* **What you need to do**: State how many lines of the entries below hold the word "xlabel"; reply with nothing but the number.

━━━ Data for the task

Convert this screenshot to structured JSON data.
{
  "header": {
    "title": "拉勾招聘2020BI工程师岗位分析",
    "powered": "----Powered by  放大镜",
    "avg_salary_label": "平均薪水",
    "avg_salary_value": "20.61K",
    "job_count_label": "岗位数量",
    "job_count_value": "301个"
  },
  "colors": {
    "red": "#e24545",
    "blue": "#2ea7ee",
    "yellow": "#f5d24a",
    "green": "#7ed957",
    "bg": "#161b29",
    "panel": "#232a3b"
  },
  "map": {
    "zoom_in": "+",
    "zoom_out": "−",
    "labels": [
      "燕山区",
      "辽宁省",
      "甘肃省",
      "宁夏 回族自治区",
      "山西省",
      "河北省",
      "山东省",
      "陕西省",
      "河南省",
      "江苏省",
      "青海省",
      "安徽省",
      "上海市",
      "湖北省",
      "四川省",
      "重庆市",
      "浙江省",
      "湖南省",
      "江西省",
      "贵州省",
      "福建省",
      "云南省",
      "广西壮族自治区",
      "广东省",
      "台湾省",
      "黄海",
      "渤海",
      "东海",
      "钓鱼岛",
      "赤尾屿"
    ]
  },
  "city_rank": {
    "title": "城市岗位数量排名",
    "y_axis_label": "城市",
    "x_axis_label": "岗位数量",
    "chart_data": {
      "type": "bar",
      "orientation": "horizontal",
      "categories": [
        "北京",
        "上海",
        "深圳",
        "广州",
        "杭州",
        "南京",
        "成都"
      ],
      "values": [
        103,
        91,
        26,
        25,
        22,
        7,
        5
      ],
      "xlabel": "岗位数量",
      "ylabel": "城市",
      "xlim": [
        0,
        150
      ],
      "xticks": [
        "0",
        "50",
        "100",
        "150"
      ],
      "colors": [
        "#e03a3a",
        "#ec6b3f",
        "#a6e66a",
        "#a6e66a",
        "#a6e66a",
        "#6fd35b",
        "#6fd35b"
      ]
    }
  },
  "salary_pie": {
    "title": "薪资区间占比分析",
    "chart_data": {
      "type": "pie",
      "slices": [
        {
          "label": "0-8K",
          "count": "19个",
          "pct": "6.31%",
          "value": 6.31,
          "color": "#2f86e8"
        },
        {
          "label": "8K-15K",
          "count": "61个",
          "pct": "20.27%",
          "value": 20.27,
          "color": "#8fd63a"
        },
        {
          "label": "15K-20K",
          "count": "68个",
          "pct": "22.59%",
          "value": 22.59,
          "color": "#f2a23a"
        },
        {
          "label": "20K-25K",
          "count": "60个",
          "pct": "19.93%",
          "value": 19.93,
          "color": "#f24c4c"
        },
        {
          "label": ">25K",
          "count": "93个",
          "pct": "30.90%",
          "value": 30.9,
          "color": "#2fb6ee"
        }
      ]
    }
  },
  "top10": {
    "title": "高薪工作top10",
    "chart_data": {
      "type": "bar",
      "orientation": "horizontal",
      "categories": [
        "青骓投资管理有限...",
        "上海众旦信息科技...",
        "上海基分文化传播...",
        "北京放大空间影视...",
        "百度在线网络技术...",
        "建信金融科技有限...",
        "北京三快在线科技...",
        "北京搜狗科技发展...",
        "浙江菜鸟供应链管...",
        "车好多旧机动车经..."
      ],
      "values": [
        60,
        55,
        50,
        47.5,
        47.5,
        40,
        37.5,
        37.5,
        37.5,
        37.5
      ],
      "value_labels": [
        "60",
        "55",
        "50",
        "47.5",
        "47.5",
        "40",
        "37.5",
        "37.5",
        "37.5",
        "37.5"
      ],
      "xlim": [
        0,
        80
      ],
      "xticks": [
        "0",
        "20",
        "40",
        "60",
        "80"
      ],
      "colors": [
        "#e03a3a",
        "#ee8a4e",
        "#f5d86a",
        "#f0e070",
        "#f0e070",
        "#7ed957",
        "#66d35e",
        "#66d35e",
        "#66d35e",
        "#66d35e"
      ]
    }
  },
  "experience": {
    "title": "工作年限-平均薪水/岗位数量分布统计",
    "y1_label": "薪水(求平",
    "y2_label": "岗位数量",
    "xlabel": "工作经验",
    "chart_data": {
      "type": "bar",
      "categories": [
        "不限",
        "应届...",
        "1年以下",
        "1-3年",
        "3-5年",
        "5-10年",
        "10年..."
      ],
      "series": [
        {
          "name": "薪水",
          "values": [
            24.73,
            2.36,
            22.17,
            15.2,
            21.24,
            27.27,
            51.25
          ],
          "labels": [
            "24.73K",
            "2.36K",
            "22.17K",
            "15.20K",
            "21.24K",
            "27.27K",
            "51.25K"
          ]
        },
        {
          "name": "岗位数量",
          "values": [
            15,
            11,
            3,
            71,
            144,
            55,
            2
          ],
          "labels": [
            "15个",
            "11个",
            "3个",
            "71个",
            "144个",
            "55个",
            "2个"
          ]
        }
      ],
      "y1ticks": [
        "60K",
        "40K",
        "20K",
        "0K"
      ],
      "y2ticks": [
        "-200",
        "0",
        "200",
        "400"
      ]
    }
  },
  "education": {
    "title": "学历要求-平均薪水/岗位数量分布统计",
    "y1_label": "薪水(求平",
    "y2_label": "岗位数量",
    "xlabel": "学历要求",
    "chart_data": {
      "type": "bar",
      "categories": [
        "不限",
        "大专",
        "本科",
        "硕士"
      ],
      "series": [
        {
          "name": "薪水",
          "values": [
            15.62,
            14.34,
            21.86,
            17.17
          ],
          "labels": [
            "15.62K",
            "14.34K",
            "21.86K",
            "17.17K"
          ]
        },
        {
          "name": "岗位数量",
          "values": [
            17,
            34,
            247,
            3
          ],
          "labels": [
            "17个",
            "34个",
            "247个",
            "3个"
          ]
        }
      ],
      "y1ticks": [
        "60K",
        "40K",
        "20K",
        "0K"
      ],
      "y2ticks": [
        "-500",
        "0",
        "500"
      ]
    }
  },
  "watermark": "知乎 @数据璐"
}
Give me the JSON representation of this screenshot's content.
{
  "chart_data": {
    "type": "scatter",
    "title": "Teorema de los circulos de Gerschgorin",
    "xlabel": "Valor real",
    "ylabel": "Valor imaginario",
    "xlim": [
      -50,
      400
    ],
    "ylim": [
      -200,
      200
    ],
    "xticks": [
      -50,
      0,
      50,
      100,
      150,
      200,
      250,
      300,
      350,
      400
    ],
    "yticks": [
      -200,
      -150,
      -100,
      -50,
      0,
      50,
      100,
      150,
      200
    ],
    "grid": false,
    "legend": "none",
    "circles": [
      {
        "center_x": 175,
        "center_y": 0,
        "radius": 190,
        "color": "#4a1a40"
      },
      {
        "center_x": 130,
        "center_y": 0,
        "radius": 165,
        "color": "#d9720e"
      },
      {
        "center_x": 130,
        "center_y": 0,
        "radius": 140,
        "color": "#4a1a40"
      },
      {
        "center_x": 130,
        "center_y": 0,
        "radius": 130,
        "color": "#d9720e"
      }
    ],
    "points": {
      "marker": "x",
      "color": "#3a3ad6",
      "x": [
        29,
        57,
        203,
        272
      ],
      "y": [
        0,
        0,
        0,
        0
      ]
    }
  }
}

━━━━━━

* **Result**: 4